Find each line containing the string "CMYK". Copy it.

▬▬▬▬▬▬

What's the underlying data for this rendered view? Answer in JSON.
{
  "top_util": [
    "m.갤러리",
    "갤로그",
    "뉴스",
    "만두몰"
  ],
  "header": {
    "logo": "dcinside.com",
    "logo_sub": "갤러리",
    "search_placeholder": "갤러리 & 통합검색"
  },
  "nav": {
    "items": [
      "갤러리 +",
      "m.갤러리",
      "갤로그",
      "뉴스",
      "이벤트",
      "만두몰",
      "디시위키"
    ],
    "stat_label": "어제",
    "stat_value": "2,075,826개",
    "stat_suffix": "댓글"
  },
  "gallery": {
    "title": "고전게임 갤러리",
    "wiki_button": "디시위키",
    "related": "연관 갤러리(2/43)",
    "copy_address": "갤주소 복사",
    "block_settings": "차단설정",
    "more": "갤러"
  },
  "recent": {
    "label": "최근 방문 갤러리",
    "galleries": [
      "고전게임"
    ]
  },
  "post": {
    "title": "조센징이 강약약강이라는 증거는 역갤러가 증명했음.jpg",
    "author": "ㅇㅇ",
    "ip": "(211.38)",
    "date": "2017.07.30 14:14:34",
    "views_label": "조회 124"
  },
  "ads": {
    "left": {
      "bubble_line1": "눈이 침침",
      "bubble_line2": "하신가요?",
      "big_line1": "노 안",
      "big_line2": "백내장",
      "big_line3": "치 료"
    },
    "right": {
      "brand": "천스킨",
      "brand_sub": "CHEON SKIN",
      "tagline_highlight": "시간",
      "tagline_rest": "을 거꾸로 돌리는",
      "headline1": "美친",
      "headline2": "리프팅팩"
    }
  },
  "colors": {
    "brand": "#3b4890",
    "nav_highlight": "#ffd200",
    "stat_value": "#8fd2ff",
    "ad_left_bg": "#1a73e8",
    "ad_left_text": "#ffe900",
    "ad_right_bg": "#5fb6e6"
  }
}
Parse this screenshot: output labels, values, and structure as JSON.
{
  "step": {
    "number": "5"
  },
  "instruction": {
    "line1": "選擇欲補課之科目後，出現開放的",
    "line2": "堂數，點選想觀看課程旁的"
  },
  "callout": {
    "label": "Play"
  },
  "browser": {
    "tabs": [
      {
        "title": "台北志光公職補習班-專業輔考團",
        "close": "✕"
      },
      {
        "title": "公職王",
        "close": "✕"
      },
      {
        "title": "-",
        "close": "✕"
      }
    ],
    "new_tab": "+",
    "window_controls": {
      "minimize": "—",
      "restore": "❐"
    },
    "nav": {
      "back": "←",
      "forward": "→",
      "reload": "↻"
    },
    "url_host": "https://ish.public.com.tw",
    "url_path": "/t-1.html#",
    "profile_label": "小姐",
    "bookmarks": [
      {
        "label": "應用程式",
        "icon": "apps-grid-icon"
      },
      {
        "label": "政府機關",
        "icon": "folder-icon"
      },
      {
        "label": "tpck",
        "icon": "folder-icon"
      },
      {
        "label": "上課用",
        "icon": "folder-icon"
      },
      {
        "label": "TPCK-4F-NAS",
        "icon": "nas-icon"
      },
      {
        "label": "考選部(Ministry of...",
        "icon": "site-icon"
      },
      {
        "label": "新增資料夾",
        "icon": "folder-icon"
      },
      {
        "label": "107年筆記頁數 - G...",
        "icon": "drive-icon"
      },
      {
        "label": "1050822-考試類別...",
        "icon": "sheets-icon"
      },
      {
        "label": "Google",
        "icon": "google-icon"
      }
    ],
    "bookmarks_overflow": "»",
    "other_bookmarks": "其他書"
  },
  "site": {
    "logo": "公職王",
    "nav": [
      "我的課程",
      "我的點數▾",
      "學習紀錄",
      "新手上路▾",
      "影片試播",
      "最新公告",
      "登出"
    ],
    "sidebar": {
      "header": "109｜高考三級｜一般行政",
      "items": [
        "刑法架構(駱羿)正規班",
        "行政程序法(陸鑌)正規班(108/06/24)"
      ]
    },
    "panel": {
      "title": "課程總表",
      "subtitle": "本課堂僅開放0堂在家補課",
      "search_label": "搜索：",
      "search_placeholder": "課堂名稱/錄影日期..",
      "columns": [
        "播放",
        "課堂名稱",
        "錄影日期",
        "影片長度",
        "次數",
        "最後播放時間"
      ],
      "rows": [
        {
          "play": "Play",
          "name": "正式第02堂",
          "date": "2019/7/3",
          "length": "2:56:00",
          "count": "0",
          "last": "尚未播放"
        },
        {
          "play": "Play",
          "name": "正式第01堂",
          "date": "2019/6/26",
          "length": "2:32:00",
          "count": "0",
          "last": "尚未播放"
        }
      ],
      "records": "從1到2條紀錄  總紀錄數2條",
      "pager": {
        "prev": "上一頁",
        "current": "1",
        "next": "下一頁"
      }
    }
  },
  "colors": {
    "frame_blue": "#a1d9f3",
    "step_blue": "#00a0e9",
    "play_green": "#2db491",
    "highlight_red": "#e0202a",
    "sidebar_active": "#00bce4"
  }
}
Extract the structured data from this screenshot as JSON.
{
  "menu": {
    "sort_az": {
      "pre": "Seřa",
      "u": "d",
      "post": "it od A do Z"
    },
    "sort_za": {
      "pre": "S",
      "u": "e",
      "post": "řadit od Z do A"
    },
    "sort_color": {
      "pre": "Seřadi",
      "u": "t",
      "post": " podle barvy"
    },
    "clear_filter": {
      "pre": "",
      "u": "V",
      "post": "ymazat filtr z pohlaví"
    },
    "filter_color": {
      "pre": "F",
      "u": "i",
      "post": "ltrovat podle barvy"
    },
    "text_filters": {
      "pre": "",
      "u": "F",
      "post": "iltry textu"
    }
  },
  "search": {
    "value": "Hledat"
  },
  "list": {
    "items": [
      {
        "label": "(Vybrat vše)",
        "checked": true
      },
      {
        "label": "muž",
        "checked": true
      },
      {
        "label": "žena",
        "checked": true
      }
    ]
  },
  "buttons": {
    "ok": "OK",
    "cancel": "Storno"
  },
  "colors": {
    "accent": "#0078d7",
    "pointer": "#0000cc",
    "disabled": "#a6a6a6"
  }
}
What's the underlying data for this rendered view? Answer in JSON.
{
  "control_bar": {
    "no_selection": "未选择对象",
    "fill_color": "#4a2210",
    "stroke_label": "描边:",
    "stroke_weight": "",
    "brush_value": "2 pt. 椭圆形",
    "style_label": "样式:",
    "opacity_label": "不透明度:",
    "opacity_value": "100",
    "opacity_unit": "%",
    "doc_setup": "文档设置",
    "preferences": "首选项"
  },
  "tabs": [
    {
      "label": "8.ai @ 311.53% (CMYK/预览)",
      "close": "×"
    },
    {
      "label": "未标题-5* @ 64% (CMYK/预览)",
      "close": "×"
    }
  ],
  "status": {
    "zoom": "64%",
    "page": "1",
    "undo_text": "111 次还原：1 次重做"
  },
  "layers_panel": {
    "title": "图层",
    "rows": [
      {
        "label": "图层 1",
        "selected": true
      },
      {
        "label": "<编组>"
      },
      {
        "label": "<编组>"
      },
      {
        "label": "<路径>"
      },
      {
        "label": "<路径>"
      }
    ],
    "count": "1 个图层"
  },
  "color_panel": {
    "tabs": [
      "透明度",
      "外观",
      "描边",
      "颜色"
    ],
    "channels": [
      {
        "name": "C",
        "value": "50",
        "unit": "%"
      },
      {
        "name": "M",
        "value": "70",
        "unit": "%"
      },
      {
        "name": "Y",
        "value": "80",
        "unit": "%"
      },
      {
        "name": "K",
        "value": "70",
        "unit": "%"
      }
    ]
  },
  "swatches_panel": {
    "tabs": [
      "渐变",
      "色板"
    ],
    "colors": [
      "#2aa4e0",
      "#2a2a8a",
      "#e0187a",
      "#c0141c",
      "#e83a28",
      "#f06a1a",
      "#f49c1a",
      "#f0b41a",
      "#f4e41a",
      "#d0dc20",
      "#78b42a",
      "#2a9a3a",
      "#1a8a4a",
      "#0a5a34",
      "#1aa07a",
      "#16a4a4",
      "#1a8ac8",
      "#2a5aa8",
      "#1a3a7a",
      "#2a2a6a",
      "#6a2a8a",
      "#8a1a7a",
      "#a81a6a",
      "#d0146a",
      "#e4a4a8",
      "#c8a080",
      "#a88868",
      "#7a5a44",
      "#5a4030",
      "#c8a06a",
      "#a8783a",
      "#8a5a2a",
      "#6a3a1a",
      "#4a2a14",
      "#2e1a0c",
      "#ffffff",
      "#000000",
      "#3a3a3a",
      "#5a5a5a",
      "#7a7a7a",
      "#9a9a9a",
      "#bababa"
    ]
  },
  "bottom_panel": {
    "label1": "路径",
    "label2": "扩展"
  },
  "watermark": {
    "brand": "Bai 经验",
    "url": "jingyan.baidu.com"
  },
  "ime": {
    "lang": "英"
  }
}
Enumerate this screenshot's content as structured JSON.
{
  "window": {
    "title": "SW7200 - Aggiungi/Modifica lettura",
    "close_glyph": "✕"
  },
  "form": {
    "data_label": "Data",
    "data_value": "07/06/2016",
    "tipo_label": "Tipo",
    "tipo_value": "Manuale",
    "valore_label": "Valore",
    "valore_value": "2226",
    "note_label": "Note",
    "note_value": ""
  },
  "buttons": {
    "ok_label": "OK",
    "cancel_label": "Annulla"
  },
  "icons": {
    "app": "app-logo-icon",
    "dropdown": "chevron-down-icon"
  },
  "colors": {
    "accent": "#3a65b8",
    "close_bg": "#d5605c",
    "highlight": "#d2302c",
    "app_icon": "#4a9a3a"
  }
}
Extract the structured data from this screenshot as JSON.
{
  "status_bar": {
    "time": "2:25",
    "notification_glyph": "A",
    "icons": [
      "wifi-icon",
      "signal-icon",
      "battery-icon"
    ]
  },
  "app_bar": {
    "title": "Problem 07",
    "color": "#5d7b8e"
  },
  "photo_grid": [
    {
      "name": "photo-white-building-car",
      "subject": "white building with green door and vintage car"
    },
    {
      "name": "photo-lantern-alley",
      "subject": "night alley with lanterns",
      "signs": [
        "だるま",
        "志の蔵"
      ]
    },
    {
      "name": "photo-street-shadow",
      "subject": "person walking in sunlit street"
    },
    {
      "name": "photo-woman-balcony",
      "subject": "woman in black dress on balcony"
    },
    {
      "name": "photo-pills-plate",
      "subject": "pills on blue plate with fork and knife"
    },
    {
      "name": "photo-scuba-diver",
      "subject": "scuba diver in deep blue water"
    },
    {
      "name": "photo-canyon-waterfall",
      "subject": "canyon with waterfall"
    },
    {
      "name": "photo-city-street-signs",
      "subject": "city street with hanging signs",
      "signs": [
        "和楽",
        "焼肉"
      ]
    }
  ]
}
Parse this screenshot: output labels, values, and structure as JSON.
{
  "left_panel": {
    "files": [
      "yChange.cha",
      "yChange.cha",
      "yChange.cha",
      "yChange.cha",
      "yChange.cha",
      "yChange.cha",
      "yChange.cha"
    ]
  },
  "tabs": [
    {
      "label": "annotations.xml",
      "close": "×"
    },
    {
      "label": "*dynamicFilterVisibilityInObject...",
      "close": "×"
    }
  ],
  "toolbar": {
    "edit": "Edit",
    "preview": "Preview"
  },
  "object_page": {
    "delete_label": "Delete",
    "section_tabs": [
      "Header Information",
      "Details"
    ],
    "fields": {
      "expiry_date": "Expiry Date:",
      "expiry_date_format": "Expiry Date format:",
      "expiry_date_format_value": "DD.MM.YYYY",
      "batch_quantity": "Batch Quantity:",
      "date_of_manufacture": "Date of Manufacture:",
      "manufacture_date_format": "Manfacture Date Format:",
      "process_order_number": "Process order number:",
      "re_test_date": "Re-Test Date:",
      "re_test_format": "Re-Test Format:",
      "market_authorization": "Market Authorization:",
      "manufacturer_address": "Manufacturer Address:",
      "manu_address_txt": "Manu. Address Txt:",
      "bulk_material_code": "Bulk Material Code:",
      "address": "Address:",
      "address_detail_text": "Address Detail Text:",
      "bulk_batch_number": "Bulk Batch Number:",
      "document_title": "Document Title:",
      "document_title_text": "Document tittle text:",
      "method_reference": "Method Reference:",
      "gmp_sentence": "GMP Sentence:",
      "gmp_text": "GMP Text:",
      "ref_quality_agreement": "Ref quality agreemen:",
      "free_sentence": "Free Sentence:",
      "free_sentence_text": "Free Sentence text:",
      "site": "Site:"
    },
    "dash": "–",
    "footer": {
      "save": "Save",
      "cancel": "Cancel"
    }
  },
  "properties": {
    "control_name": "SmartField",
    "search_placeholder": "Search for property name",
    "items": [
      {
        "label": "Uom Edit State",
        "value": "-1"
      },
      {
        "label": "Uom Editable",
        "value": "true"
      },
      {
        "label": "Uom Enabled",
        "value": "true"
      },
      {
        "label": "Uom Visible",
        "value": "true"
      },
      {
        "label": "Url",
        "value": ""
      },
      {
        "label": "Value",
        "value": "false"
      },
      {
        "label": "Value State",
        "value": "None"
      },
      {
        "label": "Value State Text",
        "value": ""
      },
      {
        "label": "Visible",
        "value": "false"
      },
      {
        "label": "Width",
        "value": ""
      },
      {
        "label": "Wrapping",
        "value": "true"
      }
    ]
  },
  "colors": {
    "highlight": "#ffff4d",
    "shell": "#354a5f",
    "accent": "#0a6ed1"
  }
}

▬▬▬▬▬▬

▶ [Result]
      "label": "8.ai @ 311.53% (CMYK/预览)",
      "label": "未标题-5* @ 64% (CMYK/预览)",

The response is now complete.